GOAL
Look below and pull out each line with the word "Wuppertal".

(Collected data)
::::::

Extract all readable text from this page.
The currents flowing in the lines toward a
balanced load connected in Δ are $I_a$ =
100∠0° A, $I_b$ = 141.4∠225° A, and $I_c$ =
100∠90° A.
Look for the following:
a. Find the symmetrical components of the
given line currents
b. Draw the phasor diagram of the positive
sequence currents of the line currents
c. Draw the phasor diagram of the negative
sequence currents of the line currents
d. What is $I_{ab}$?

::::::

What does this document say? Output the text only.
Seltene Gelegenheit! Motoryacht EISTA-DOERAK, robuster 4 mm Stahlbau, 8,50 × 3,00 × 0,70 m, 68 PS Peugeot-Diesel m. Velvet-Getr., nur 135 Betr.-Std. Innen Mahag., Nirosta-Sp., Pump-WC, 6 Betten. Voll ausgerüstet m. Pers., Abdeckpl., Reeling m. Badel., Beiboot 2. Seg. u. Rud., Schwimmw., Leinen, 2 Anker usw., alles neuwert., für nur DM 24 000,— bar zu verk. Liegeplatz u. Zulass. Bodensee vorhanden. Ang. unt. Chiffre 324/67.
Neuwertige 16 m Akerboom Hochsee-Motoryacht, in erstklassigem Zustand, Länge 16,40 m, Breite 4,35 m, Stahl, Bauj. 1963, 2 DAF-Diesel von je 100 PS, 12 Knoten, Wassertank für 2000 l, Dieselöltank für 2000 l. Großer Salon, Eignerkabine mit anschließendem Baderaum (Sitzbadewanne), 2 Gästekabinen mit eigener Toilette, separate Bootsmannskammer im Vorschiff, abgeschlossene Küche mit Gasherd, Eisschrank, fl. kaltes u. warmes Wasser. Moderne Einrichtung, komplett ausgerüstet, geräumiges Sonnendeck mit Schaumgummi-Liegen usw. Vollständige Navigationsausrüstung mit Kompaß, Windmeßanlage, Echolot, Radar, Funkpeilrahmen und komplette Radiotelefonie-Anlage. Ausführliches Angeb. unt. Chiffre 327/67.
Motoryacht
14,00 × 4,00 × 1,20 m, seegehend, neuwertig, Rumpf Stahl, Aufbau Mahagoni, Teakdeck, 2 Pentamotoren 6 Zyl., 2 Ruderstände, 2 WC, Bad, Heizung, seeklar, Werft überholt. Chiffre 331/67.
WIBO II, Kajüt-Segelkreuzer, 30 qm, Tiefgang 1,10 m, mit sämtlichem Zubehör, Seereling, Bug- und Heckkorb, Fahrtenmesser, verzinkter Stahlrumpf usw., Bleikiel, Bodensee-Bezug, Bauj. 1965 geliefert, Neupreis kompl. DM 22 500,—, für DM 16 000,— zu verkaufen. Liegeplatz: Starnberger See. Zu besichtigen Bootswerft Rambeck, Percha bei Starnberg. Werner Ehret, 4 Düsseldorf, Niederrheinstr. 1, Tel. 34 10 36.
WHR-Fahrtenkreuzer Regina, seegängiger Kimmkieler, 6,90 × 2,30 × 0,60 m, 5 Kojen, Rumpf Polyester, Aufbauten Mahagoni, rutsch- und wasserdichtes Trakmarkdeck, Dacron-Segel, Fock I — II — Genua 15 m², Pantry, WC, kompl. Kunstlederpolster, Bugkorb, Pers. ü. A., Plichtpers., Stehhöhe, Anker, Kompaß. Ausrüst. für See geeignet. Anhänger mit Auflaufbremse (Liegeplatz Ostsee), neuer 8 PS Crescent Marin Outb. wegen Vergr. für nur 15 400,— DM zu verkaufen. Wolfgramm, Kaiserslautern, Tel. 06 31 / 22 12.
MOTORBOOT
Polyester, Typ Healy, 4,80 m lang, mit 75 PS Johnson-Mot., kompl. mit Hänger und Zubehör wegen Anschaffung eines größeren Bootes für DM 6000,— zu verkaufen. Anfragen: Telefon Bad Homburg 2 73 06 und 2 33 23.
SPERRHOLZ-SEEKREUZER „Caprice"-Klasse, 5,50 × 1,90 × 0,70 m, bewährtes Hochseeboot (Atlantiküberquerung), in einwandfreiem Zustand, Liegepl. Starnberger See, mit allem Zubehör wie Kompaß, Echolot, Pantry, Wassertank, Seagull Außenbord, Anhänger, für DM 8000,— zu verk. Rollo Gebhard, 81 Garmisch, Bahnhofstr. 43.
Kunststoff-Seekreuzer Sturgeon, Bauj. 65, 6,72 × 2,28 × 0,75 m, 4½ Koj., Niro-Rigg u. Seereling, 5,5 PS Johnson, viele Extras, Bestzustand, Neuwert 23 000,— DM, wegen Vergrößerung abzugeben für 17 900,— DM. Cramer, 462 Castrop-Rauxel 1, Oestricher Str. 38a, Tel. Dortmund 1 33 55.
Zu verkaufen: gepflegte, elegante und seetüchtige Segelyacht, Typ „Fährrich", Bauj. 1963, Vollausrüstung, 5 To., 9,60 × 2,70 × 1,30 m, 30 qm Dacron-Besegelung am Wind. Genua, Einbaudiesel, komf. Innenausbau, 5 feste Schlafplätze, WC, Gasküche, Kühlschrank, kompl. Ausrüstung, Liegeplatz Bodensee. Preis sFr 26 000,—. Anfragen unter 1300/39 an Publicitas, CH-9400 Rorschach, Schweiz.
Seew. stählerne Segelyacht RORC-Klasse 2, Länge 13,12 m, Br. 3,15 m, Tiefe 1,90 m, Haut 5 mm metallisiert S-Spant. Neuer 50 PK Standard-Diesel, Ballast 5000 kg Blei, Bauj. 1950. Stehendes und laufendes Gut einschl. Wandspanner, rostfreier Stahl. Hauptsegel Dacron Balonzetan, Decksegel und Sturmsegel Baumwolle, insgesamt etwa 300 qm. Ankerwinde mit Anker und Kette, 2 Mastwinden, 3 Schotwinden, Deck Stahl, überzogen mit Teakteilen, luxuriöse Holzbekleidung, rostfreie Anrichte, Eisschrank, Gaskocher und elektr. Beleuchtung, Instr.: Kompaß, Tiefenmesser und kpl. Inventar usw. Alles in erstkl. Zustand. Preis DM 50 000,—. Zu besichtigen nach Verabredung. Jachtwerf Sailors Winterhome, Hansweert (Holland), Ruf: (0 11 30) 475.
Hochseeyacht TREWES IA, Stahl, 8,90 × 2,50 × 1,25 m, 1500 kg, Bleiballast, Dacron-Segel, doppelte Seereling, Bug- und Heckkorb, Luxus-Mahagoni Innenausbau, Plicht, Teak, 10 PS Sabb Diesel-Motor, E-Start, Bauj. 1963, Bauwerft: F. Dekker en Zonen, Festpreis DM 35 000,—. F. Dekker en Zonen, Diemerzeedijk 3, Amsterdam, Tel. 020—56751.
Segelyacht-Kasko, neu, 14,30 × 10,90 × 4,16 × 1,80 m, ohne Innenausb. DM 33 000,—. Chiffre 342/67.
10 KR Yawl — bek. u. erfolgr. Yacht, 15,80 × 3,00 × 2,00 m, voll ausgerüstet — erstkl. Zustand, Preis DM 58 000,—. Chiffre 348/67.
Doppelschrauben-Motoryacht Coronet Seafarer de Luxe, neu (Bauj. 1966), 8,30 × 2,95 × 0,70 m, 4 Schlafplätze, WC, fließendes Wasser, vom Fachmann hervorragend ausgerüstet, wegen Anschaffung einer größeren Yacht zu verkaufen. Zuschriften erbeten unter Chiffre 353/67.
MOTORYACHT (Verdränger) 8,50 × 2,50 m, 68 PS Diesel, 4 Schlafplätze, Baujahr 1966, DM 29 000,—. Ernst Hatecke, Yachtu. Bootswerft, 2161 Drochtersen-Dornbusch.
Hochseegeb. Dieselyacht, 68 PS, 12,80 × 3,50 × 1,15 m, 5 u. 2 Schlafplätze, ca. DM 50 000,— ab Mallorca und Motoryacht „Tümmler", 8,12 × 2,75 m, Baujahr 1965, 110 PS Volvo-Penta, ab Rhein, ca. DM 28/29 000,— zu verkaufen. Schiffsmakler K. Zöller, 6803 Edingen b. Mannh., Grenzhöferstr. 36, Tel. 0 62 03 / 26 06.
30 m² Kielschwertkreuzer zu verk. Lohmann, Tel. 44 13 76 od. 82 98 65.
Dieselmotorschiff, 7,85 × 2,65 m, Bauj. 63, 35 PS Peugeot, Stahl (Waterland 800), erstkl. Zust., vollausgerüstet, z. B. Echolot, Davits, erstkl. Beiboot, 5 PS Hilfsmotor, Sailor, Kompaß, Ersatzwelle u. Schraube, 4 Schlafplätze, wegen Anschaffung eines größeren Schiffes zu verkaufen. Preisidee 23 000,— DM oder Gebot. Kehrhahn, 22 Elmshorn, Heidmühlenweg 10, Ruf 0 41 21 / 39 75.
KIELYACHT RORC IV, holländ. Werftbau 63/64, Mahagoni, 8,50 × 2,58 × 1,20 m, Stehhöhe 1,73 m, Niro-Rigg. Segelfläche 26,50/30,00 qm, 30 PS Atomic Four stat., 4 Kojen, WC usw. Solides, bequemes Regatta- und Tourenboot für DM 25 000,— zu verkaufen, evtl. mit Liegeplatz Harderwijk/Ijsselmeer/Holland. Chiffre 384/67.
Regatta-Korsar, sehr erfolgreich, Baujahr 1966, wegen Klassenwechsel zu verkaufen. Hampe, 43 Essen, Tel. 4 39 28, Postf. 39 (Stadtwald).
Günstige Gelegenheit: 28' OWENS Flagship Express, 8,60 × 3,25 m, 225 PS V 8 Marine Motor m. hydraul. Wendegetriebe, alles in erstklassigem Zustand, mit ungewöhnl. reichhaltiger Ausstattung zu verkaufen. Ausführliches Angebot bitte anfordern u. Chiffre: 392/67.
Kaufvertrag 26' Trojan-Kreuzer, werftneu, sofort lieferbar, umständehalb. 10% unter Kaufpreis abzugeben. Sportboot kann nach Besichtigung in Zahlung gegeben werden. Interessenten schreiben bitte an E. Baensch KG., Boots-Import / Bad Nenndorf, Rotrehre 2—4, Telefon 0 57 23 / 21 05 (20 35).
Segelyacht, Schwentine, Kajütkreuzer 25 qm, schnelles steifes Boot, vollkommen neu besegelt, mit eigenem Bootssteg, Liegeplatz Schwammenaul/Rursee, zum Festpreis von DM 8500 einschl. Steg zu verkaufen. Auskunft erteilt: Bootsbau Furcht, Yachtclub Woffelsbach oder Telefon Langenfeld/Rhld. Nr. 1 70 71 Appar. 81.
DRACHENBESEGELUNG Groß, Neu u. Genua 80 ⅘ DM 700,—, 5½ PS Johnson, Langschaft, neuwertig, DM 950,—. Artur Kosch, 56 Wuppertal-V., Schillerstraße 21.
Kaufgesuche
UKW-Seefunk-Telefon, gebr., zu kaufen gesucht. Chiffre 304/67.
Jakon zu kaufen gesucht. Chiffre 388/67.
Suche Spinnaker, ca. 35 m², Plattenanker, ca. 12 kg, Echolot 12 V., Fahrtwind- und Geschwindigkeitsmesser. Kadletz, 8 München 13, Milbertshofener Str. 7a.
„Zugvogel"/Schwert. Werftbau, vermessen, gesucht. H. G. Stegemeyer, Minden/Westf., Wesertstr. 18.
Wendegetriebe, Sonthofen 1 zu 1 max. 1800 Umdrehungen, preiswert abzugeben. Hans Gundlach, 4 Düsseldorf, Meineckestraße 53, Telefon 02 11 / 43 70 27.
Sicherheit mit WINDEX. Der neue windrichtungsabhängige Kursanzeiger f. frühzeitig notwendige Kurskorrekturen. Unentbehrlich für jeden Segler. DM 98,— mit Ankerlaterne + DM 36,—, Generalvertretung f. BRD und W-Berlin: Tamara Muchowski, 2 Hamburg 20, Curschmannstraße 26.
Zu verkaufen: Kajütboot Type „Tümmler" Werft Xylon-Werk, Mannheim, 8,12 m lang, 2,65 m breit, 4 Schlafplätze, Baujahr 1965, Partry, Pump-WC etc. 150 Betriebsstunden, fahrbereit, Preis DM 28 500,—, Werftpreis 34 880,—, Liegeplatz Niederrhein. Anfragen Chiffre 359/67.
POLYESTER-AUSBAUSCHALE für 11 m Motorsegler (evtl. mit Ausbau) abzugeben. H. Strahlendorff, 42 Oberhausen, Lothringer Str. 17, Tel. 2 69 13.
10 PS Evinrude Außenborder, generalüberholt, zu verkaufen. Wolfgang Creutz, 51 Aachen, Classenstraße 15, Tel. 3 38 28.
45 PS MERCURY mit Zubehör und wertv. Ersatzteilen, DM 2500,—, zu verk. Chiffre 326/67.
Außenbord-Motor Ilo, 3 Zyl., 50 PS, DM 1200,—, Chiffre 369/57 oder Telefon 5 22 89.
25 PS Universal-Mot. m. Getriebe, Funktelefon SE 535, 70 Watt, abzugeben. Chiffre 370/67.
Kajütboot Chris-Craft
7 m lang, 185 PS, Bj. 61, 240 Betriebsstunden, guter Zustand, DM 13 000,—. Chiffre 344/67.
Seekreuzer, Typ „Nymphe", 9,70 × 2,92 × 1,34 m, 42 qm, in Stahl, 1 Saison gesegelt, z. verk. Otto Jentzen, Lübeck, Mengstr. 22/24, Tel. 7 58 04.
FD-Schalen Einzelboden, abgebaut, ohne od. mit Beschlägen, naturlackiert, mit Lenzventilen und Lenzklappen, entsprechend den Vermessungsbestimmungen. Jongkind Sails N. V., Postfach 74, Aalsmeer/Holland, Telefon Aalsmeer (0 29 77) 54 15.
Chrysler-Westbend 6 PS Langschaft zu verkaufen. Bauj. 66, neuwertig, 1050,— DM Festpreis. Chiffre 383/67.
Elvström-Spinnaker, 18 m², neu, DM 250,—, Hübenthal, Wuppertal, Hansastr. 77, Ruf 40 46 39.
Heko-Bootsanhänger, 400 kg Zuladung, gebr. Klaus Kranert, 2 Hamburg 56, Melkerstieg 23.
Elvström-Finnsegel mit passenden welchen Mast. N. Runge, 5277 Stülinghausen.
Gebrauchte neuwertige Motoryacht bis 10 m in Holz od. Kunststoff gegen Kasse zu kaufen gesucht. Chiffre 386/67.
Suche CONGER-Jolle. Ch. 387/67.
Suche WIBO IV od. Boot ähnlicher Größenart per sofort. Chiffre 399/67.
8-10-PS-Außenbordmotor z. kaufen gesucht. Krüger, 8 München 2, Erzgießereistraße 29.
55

::::::

EXPECTED OUTPUT
DRACHENBESEGELUNG Groß, Neu u. Genua 80 ⅘ DM 700,—, 5½ PS Johnson, Langschaft, neuwertig, DM 950,—. Artur Kosch, 56 Wuppertal-V., Schillerstraße 21.
Elvström-Spinnaker, 18 m², neu, DM 250,—, Hübenthal, Wuppertal, Hansastr. 77, Ruf 40 46 39.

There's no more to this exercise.